# RECORDS FOR THE EXERCISE
'''

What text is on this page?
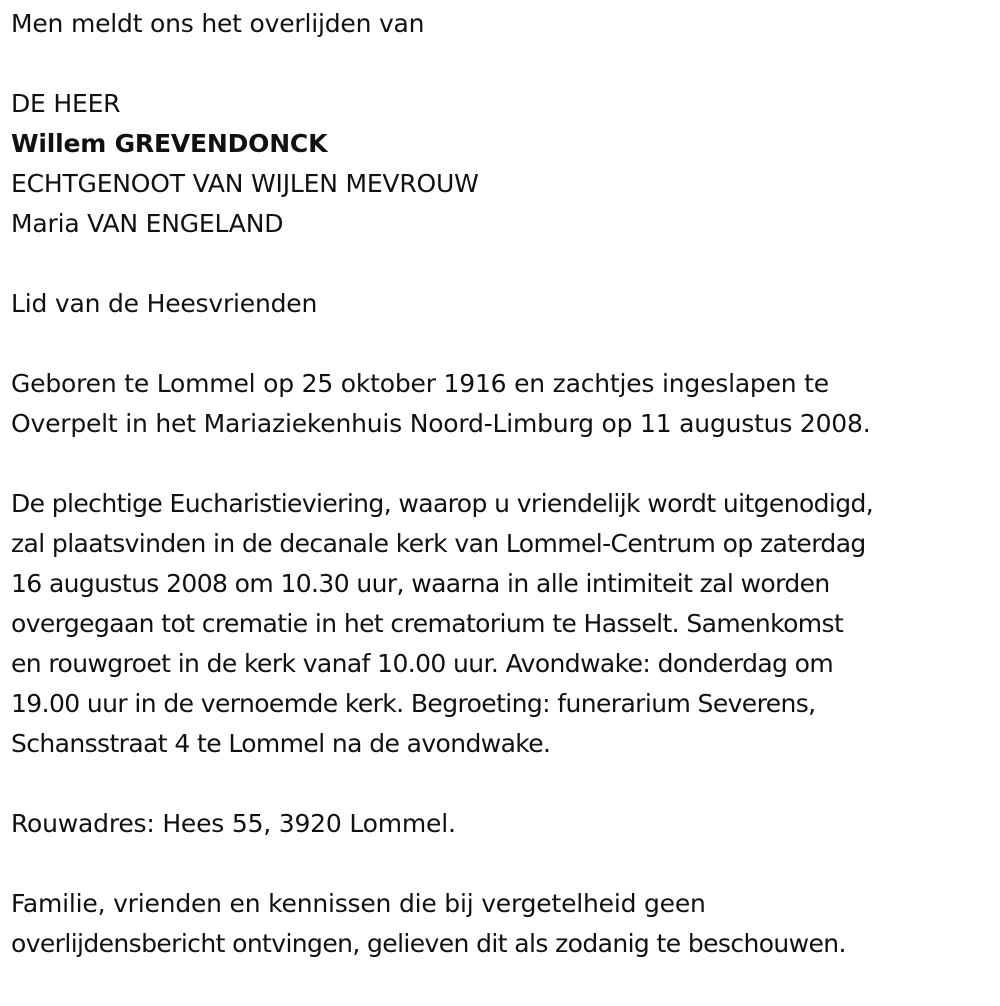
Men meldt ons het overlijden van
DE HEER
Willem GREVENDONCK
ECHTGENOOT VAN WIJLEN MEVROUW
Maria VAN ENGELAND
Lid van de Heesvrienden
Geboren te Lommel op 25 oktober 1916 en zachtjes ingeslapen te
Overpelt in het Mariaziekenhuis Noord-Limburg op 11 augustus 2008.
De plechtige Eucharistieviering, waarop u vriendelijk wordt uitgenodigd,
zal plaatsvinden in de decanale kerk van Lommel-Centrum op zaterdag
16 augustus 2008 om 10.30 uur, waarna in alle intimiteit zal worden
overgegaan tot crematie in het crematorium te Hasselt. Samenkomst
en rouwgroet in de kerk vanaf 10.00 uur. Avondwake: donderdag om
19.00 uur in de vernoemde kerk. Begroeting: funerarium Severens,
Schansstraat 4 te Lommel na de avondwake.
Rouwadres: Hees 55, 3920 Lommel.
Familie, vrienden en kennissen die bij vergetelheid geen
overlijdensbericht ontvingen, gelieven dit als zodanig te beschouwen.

'''
'''

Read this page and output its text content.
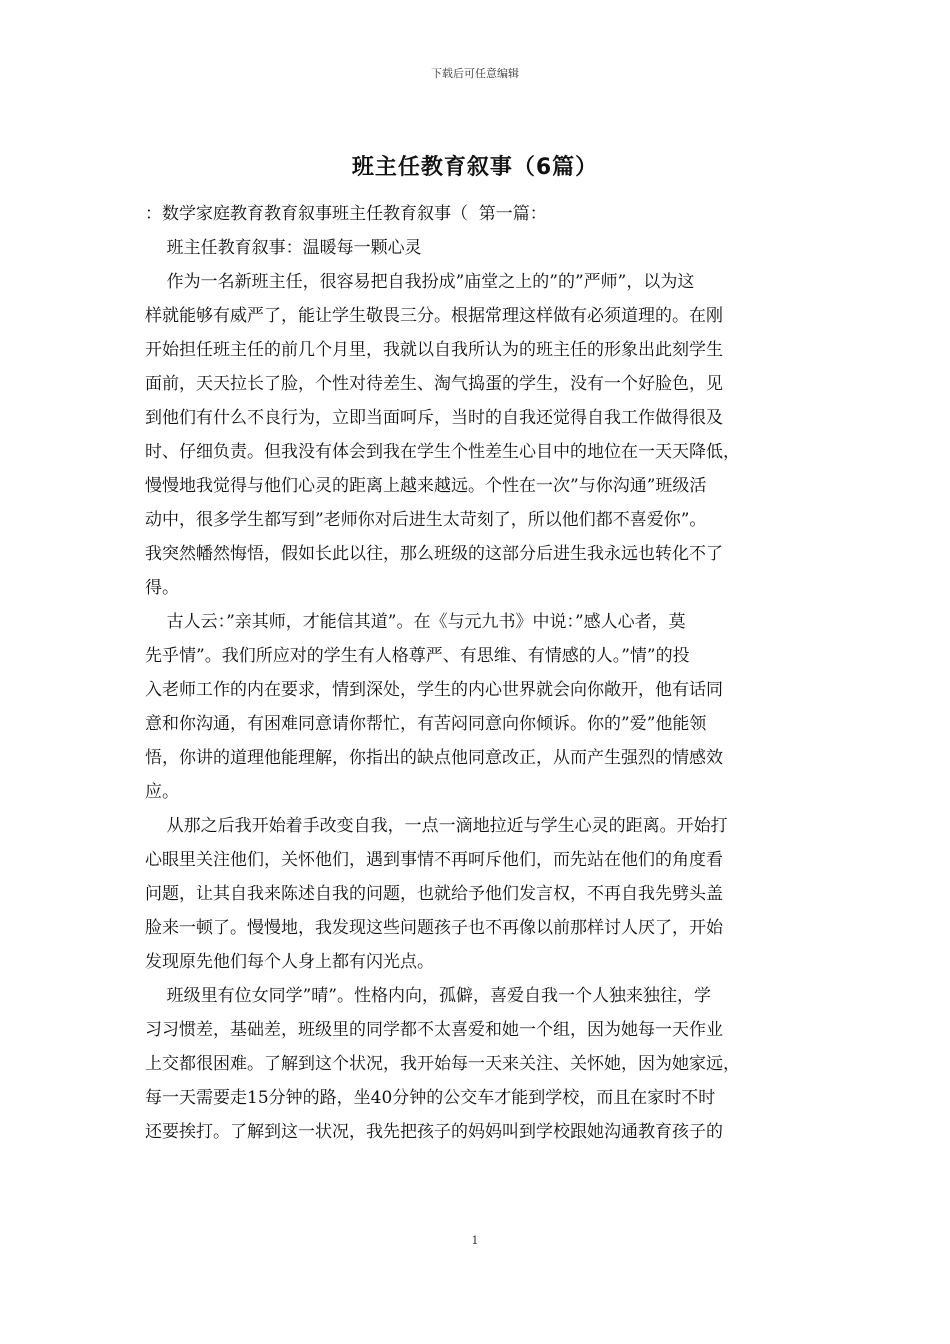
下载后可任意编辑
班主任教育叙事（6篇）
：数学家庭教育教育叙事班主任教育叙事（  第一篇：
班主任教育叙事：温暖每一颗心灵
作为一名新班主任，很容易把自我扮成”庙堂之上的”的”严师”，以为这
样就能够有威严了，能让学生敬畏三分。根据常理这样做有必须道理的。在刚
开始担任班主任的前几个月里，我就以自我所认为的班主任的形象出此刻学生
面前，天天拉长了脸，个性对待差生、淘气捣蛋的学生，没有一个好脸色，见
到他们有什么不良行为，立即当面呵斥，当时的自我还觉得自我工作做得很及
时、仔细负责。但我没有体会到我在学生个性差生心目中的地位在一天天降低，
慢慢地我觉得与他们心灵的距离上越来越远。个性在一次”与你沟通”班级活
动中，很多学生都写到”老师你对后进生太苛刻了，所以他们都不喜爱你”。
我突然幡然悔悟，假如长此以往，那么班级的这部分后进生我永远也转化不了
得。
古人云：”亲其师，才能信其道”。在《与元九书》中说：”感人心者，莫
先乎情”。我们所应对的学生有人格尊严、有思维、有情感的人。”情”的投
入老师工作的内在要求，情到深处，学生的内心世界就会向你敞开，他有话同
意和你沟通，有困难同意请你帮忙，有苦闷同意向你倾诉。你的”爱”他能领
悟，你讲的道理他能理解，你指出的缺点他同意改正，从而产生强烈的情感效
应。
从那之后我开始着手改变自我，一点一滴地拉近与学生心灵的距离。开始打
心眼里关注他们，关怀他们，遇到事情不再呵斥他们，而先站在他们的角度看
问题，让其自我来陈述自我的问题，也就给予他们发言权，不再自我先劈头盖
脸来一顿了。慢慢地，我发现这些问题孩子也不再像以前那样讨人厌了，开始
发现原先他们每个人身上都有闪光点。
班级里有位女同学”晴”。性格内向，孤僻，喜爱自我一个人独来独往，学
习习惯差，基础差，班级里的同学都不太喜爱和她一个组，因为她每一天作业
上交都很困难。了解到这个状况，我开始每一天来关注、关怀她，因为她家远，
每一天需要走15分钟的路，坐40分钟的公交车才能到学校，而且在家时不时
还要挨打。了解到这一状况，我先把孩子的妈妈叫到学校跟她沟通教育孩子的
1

'''

# AIM OF THE TASK
Check each line above for the string "augustus" and show the ones that have it.

# OUTPUT BELOW
Overpelt in het Mariaziekenhuis Noord-Limburg op 11 augustus 2008.
16 augustus 2008 om 10.30 uur, waarna in alle intimiteit zal worden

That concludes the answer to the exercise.